▶ _Document segment_

- - - -

Loading Data

nba <- nba %>%
  distinct(Year, Player, Tm, .keep_all = T)

Set 1

Variables: PPG, Height, MPG

Response: PPG

Explanatory: Height, MPG

Create variables

df1 <- nba %>%
  mutate(PPG = PTS/G,
         MPG = MP/G,
         height = ((Feet*12) + Inches)) %>%
  select(Year, Player, PPG, MPG, height)

Plots

df1 %>%
  ggplot(mapping = aes(x = MPG, y = PPG)) +
  geom_point() +
  geom_smooth(method = lm, formula = (y ~ x + 0)) +
  geom_smooth(method = lm, formula = (y ~ poly(x,2)), color = "yellow") +
  labs(title = "MPG vs PPG")

df1 %>%
  ggplot(mapping = aes(x = height, y = PPG)) +
  geom_jitter(width = 0.25, alpha = 0.2) +
  geom_smooth(method = lm) +
  labs(title = "Height vs PPG")

- - - -

A run of records:
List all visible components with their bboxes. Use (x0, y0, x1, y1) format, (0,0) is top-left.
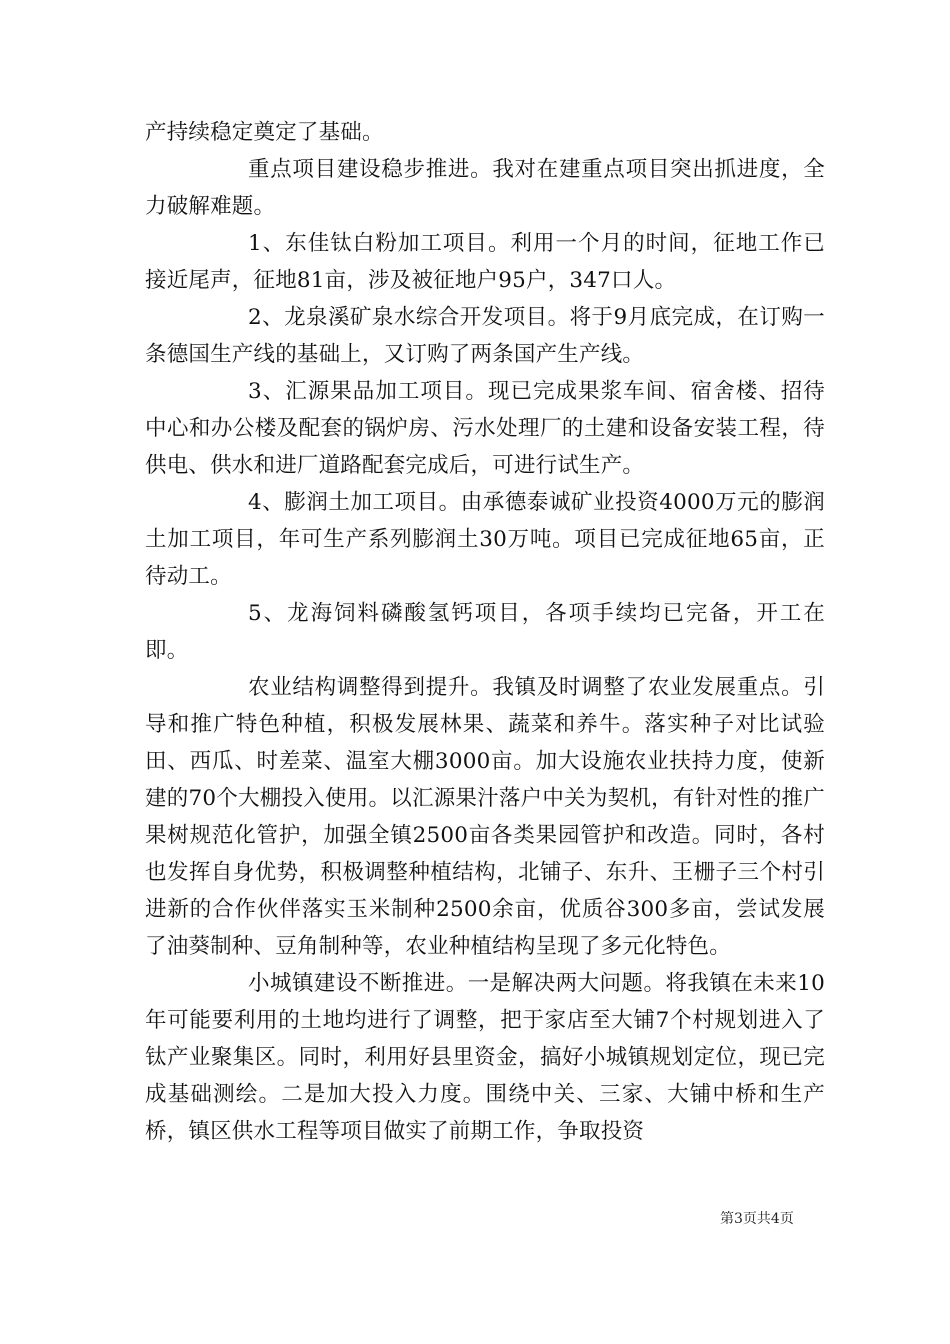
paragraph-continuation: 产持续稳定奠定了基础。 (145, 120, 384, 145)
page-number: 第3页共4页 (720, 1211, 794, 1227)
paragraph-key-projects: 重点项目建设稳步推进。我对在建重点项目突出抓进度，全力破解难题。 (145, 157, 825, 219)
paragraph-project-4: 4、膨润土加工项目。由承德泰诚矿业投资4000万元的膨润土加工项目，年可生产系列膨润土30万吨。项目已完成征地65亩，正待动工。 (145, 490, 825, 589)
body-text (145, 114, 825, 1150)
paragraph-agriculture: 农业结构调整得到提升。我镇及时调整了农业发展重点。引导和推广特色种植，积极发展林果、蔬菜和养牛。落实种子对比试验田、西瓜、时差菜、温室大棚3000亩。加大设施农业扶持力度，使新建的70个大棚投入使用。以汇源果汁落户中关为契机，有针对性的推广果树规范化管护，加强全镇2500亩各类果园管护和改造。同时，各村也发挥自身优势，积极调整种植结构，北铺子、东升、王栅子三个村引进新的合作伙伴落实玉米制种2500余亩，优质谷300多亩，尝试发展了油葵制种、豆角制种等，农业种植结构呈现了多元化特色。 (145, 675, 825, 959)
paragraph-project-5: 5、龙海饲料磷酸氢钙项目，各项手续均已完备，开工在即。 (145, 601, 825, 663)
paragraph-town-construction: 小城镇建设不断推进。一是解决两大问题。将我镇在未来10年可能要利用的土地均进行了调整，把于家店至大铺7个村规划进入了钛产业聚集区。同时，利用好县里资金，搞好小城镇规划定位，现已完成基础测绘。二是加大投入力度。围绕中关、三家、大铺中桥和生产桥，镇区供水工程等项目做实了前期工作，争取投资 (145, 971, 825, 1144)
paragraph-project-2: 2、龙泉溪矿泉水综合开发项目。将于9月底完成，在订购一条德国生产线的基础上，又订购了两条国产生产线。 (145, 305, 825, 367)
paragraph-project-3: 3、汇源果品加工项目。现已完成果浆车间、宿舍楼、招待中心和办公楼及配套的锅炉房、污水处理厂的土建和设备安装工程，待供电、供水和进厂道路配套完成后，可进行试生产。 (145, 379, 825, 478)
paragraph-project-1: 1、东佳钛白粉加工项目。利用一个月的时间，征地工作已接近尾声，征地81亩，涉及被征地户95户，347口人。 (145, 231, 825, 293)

- - - -

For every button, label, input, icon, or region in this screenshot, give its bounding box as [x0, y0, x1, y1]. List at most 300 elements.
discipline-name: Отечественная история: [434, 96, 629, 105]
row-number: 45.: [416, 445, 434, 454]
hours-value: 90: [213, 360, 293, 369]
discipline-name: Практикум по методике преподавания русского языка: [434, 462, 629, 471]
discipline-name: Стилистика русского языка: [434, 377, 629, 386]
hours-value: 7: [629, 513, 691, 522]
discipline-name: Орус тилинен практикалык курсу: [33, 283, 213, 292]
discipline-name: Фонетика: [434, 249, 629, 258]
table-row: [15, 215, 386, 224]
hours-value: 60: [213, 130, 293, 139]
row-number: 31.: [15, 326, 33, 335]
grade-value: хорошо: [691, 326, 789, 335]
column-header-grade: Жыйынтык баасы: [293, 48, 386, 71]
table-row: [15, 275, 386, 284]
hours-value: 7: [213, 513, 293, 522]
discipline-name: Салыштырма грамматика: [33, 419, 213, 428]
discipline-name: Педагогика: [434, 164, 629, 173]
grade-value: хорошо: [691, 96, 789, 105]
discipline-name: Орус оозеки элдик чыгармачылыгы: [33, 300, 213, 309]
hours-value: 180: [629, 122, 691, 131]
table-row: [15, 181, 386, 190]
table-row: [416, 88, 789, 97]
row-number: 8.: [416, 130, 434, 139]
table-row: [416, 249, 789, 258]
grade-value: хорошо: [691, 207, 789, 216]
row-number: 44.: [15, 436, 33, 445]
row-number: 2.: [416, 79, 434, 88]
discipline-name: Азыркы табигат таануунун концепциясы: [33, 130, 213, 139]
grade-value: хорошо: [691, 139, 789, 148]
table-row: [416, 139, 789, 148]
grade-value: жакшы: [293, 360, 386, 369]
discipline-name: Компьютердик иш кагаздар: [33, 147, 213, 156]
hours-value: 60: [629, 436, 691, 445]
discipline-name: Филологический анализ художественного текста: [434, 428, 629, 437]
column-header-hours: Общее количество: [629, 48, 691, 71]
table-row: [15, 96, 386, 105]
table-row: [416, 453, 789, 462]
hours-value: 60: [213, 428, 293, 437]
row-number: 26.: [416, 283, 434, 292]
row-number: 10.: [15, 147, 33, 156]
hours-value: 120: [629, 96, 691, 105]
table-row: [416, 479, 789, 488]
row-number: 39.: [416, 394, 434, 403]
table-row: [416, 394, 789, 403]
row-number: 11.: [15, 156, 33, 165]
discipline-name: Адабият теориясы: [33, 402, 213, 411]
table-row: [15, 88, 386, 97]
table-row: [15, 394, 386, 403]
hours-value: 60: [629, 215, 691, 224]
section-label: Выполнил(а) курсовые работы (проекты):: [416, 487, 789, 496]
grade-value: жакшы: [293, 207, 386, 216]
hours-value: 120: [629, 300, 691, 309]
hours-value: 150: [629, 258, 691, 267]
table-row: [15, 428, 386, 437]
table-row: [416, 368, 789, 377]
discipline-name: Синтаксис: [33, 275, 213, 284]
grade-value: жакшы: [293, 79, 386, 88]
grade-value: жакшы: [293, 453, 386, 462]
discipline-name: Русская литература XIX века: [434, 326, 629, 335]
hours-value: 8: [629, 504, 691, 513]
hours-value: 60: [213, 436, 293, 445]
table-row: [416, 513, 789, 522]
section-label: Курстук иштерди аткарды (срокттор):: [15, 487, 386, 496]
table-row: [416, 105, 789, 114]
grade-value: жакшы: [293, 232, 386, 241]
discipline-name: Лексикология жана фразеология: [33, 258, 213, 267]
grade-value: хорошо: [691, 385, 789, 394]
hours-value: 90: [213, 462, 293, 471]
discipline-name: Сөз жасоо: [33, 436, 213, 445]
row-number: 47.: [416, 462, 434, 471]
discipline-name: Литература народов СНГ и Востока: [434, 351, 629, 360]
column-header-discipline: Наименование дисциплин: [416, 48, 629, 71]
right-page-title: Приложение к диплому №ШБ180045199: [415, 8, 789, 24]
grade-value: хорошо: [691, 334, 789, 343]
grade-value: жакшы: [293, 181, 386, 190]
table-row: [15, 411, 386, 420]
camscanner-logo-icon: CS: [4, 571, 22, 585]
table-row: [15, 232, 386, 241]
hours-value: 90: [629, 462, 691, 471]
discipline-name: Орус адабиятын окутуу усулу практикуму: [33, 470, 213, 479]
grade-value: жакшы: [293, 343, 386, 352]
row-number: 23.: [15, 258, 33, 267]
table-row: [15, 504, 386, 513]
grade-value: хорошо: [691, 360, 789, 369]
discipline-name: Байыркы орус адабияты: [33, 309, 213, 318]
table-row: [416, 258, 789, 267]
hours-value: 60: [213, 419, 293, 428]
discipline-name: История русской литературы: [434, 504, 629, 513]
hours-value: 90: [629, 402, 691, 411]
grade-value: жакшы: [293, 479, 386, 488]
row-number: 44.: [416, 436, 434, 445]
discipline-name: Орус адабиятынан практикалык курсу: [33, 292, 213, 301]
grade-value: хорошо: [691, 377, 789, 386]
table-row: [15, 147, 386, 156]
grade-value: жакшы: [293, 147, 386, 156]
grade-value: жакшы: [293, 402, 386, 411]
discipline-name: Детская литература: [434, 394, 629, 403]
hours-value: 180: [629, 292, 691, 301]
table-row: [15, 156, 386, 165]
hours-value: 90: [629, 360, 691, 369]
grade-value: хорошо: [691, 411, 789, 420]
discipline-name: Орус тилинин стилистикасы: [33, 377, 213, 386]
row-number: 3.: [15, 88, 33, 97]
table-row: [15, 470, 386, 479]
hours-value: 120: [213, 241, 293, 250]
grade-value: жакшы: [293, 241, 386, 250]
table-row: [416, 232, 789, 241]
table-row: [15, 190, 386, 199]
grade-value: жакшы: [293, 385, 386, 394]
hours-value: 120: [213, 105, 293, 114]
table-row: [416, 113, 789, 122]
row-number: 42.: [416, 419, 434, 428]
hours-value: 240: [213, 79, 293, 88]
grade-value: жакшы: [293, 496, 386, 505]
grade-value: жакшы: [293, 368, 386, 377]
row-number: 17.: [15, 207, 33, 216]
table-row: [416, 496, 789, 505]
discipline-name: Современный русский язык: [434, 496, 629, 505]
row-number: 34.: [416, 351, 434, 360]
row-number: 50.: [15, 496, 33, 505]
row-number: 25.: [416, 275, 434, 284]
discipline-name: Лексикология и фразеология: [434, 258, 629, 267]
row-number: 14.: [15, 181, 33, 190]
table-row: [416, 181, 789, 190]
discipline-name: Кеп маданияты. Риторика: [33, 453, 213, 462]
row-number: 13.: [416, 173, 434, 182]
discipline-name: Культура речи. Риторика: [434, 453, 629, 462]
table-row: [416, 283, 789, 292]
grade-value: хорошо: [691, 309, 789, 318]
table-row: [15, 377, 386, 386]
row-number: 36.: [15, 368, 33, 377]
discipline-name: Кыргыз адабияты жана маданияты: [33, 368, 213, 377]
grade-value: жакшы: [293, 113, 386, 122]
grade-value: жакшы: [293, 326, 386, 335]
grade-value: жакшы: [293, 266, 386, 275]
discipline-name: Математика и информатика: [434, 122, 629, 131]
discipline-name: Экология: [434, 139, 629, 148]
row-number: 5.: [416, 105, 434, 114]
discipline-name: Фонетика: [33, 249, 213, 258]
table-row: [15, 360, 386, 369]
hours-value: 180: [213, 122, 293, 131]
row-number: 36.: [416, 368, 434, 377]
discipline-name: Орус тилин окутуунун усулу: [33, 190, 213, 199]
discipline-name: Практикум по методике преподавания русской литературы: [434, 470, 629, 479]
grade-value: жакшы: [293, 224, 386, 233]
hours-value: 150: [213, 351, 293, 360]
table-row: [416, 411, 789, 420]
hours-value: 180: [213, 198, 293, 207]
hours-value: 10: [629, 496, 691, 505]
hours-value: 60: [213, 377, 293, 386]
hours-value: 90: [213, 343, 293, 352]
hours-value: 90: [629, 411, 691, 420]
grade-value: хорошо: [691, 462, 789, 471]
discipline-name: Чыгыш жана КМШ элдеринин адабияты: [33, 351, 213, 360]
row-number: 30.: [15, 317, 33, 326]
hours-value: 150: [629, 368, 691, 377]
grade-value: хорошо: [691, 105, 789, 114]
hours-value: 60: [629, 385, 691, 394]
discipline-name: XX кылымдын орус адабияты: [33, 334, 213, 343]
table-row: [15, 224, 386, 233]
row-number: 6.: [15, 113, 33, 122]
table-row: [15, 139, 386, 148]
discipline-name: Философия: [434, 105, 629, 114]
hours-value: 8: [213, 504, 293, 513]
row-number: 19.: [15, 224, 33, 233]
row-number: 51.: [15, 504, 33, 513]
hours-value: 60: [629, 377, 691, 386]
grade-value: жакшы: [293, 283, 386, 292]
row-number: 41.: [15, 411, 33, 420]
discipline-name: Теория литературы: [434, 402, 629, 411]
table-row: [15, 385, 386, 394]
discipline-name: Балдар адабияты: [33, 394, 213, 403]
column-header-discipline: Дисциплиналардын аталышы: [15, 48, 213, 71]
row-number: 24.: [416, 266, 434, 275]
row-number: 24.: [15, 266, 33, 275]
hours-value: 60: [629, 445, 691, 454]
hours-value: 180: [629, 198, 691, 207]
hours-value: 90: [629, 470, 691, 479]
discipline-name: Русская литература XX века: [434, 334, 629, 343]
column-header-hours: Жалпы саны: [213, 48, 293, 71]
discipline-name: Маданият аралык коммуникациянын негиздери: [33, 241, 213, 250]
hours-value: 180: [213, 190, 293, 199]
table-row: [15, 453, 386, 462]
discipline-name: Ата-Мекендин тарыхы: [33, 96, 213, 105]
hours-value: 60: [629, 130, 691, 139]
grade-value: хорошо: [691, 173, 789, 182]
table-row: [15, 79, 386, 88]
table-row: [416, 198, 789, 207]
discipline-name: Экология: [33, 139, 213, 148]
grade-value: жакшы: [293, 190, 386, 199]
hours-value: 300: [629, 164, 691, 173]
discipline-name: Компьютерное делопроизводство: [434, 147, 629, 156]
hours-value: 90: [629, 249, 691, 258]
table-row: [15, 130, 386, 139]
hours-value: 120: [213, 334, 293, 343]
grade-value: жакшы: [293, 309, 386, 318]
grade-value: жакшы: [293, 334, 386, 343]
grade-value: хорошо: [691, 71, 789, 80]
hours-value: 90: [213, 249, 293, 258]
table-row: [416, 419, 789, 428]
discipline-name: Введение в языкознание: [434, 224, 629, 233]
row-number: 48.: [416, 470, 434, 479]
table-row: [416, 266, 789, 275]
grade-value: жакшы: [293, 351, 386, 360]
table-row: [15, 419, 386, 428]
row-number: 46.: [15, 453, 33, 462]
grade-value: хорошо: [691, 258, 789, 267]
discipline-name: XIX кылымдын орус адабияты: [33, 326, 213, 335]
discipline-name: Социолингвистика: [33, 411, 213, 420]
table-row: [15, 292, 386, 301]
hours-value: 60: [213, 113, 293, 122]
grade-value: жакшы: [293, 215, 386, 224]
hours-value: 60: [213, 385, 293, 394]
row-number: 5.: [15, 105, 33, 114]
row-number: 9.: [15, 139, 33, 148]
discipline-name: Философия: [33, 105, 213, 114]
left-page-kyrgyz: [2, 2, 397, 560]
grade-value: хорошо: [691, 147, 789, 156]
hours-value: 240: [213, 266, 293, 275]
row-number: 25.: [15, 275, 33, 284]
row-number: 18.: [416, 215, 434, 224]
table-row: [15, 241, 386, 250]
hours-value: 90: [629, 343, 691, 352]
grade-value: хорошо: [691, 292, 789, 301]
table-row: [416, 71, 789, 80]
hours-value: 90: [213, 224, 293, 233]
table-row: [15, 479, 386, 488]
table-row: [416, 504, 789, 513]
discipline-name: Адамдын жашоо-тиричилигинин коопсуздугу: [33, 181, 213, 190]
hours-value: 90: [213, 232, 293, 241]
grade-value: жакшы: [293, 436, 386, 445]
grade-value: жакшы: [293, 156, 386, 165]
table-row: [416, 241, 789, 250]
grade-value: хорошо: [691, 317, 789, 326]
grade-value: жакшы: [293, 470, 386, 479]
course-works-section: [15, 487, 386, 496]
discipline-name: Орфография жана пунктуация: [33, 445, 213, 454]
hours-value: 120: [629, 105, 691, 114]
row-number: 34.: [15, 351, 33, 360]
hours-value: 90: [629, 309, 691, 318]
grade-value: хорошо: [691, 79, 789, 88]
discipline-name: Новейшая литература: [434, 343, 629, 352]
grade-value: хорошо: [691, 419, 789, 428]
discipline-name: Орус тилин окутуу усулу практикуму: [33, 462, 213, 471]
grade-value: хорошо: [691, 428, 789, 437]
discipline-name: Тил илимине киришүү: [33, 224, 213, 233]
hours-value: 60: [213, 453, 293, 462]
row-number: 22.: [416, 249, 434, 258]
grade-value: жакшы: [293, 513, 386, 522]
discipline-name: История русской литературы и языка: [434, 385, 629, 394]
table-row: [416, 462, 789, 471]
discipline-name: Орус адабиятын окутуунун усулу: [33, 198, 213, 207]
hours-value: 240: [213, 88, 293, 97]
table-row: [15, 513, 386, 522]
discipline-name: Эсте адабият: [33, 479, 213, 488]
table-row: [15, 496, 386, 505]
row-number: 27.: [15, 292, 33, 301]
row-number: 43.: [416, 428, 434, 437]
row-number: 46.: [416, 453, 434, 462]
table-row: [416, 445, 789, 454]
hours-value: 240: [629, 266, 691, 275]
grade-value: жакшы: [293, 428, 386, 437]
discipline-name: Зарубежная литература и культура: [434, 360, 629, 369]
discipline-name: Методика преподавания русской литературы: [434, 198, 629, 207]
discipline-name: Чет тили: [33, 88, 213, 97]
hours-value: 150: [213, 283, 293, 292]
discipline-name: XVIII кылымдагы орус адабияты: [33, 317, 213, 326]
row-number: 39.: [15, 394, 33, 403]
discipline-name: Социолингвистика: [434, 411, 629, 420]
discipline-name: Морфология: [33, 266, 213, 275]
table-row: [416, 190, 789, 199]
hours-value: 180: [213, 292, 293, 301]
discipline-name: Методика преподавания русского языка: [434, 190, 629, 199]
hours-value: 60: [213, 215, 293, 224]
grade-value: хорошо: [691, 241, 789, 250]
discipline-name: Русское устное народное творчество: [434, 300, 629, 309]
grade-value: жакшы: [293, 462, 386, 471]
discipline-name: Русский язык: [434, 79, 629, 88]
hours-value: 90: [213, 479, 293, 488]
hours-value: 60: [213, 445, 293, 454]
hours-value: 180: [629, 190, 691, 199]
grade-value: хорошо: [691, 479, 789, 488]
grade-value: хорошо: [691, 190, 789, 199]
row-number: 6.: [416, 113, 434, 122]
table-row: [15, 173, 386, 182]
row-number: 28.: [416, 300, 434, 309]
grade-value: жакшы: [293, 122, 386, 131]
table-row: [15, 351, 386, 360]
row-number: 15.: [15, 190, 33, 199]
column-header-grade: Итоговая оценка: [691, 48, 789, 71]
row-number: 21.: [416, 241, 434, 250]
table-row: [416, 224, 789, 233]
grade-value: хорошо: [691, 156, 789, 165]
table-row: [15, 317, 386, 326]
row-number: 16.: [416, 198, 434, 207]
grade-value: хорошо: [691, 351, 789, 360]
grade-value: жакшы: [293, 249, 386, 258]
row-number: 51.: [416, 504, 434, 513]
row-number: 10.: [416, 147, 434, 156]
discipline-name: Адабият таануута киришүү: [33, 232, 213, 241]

- - - -

▶ _Things to do_
(A) Reproduce the NBA analysis text from "Create variables" up to and including "PPG, MPG, height)".
(B) In the NBA analysis text, why is PPG placed on the y-axis of both plots while MPG and height go on the x-axis? Answer in one to three sentences.
Rely only on the NBA analysis text, not on the rows.

▶ _Worked answers_
(A)
Create variables

df1 <- nba %>%
  mutate(PPG = PTS/G,
         MPG = MP/G,
         height = ((Feet*12) + Inches)) %>%
  select(Year, Player, PPG, MPG, height)

(B) The text names PPG as the response variable and Height and MPG as the explanatory variables. So each plot maps PPG to y, with MPG as x in one plot and height as x in the other.